Copy exactly the run of lines that begins at the line with "Convert this document image to plain text." and ends at the final line of the entries.

_ _ _ _ _

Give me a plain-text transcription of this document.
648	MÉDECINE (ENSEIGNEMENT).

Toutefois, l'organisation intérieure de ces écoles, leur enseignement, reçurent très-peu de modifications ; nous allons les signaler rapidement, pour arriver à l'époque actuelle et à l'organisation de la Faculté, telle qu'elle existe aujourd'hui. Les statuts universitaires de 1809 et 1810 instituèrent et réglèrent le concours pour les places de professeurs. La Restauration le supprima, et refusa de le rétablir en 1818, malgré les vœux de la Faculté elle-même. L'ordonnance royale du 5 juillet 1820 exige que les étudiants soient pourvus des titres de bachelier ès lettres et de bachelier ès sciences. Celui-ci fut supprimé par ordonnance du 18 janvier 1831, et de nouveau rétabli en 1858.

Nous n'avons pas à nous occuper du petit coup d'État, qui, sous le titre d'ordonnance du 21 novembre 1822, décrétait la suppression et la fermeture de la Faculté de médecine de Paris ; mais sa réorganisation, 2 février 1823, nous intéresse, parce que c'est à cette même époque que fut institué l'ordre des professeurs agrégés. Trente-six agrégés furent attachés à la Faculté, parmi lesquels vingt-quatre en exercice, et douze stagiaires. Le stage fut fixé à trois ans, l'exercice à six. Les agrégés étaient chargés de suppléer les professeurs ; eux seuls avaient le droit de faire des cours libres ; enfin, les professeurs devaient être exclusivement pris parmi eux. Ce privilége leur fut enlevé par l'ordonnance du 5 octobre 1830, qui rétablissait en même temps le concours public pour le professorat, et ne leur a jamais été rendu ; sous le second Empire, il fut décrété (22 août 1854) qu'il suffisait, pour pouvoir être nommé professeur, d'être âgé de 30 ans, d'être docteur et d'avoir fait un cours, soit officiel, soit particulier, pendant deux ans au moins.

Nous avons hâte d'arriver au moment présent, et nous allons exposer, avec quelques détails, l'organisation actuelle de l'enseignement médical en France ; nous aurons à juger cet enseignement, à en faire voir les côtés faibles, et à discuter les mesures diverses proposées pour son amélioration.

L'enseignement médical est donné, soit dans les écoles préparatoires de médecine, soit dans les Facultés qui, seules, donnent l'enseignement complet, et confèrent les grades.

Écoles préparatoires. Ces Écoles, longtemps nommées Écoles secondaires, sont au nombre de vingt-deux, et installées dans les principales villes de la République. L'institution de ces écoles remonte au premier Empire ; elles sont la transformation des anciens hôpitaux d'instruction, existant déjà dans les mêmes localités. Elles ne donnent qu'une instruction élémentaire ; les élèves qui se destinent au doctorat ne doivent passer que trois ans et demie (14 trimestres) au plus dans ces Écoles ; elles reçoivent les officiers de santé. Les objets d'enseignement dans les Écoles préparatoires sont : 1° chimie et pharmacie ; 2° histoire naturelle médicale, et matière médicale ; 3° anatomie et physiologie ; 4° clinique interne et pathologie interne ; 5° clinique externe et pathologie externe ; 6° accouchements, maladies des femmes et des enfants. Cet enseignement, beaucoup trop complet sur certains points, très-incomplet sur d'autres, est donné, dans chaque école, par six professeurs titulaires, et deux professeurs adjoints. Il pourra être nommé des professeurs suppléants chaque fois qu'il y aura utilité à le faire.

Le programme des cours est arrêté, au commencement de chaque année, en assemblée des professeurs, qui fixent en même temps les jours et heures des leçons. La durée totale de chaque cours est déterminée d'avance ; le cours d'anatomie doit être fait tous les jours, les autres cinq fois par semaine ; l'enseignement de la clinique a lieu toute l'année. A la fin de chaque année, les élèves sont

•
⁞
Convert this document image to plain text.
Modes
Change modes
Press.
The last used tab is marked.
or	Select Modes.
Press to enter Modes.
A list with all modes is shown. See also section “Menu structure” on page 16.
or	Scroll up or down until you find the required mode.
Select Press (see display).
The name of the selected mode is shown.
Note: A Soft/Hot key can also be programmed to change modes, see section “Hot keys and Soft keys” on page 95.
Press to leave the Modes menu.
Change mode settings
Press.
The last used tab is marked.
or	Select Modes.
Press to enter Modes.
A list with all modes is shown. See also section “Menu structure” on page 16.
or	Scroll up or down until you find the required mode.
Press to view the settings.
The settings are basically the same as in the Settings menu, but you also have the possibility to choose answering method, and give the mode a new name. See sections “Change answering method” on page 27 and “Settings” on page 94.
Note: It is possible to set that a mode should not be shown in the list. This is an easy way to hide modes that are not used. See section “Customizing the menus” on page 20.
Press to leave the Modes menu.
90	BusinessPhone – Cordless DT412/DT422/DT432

_ _ _ _ _

▶ _Full answer_:
Convert this document image to plain text.
Modes
Change modes
Press.
The last used tab is marked.
or	Select Modes.
Press to enter Modes.
A list with all modes is shown. See also section “Menu structure” on page 16.
or	Scroll up or down until you find the required mode.
Select Press (see display).
The name of the selected mode is shown.
Note: A Soft/Hot key can also be programmed to change modes, see section “Hot keys and Soft keys” on page 95.
Press to leave the Modes menu.
Change mode settings
Press.
The last used tab is marked.
or	Select Modes.
Press to enter Modes.
A list with all modes is shown. See also section “Menu structure” on page 16.
or	Scroll up or down until you find the required mode.
Press to view the settings.
The settings are basically the same as in the Settings menu, but you also have the possibility to choose answering method, and give the mode a new name. See sections “Change answering method” on page 27 and “Settings” on page 94.
Note: It is possible to set that a mode should not be shown in the list. This is an easy way to hide modes that are not used. See section “Customizing the menus” on page 20.
Press to leave the Modes menu.
90	BusinessPhone – Cordless DT412/DT422/DT432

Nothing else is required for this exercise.